### DATA ROWS
###
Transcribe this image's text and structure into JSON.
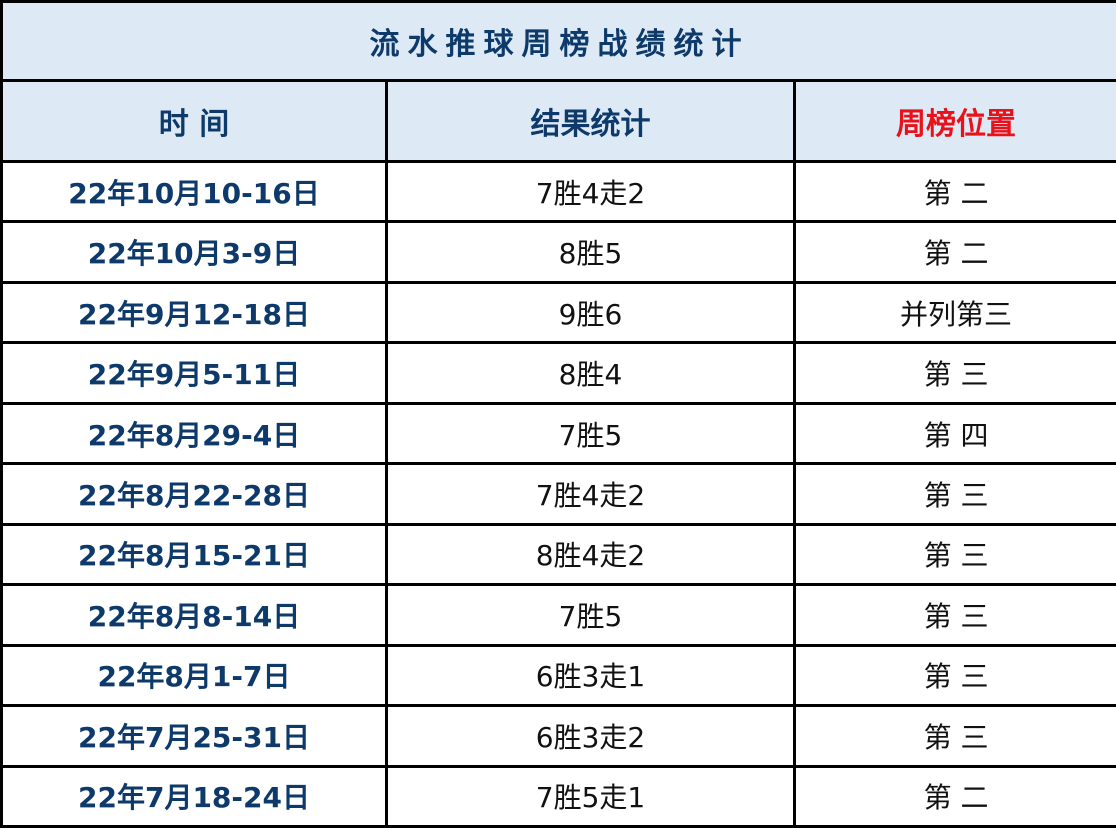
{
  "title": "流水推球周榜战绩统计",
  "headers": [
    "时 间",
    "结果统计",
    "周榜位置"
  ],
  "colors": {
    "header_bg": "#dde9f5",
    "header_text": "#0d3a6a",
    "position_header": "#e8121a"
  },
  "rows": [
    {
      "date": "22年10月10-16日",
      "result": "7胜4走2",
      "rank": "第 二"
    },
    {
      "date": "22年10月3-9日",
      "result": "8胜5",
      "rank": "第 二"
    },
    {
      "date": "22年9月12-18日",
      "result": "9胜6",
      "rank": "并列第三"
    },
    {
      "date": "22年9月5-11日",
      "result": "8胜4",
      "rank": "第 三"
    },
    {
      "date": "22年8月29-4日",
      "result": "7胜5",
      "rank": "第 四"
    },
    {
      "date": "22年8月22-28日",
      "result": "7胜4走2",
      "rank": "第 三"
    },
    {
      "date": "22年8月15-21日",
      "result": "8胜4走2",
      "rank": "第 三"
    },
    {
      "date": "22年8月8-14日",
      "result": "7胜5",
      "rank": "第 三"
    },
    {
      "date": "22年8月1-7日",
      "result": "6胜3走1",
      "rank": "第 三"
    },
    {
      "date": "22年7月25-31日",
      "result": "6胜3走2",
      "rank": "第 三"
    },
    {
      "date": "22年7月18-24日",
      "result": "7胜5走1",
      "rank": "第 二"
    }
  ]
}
###
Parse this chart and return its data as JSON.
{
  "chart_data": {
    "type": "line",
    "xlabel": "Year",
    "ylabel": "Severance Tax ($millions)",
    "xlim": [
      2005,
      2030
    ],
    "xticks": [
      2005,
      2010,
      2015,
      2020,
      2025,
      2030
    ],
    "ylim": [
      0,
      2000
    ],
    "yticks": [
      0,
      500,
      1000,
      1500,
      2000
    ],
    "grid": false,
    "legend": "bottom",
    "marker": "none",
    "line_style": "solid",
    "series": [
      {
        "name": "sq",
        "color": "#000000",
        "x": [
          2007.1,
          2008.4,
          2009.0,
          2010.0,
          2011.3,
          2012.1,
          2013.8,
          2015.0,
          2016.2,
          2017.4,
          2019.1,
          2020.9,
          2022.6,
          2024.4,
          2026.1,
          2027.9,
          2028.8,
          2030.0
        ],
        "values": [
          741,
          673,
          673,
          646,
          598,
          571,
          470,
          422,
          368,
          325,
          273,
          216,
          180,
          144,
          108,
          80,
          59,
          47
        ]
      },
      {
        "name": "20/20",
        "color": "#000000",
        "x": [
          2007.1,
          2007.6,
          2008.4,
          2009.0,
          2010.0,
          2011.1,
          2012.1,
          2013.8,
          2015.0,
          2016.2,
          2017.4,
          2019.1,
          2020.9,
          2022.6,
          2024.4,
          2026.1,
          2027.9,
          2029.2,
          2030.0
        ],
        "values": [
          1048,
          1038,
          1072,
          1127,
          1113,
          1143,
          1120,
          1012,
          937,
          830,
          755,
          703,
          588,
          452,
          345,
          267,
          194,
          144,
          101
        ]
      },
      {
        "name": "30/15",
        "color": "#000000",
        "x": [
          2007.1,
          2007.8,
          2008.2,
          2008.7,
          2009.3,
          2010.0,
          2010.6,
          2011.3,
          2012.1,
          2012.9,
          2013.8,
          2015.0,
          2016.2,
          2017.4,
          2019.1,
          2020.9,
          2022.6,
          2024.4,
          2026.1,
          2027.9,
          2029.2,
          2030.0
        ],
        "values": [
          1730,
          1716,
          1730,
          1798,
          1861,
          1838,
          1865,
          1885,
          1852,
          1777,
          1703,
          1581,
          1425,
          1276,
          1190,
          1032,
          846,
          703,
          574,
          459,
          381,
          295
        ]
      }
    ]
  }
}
###
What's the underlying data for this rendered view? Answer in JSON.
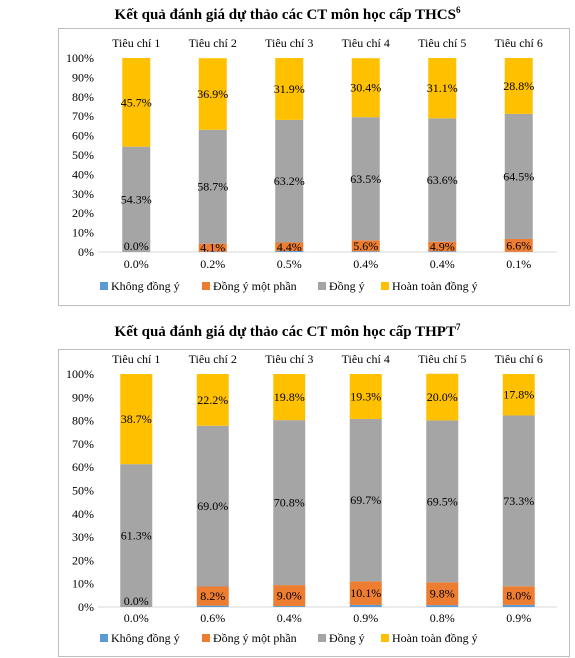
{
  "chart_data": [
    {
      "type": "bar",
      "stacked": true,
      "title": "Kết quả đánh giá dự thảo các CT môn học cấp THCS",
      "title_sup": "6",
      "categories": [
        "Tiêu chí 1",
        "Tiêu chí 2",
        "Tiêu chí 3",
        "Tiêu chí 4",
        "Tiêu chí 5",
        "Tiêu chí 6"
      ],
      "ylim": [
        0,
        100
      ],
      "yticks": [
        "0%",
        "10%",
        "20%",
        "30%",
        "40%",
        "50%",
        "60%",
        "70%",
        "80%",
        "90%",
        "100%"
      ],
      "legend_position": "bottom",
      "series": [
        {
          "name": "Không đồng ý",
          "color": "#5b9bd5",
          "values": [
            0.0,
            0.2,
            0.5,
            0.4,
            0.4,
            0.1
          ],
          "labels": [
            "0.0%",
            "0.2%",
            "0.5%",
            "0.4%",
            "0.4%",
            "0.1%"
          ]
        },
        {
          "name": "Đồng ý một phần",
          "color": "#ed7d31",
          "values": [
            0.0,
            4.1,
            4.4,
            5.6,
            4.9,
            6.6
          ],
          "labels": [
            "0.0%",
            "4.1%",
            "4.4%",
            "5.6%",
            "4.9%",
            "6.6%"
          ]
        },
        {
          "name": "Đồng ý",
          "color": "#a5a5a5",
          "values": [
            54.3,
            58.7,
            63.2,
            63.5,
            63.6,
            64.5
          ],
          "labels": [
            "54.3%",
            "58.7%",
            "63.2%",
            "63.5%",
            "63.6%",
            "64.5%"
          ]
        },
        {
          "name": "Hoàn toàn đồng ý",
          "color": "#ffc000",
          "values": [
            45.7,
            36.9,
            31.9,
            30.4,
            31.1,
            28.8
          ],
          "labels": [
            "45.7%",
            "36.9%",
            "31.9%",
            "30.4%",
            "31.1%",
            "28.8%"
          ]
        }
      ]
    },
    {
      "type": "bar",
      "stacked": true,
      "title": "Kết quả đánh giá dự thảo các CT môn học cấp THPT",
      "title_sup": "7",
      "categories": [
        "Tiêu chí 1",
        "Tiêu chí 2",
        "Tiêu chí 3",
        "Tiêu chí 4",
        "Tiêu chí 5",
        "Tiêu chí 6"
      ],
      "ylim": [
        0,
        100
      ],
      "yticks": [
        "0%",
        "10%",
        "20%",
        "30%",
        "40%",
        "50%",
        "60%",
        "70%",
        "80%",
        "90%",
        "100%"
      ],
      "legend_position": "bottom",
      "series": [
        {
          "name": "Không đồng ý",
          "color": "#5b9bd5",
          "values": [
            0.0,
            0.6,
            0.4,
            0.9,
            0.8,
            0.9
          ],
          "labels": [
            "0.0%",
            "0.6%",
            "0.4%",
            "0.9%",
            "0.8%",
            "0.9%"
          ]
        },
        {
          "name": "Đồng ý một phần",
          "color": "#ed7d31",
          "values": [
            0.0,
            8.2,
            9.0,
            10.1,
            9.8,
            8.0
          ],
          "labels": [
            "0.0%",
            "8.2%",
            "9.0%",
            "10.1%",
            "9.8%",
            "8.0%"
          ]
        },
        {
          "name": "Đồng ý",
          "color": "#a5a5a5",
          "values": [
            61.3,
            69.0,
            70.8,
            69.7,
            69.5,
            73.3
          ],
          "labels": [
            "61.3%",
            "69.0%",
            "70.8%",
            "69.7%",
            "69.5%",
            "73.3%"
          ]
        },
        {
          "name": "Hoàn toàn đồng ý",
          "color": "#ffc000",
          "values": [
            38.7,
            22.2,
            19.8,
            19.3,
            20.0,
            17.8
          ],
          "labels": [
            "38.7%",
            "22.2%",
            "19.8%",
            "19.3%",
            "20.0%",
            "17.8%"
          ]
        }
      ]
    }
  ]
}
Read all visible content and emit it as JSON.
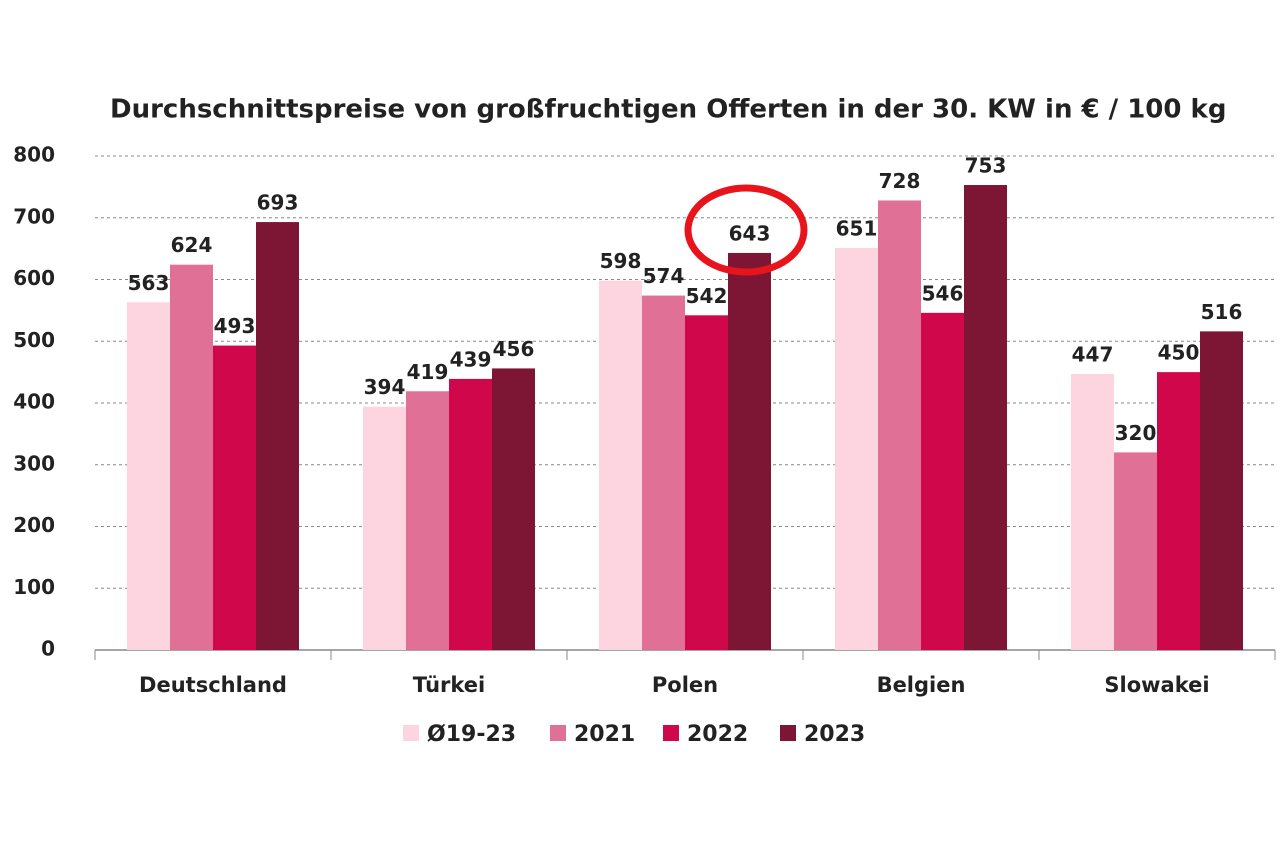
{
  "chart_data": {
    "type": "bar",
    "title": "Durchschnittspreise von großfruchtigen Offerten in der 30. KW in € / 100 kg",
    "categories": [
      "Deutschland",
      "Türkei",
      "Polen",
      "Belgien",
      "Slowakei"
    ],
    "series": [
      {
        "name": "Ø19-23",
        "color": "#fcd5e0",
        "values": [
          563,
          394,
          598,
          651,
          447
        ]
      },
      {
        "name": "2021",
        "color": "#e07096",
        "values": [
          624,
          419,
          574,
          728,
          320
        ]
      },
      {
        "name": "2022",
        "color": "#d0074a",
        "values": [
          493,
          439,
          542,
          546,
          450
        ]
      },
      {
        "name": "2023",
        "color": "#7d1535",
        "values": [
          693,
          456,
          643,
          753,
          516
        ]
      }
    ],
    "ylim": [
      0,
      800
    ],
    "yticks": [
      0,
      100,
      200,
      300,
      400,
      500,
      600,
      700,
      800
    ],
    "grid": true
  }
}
###
### EXERCISE
Find the lines above that contain the word "thảo" and collect them.

### SOLVED EXERCISE
      "title": "Kết quả đánh giá dự thảo các CT môn học cấp THCS",
      "title": "Kết quả đánh giá dự thảo các CT môn học cấp THPT",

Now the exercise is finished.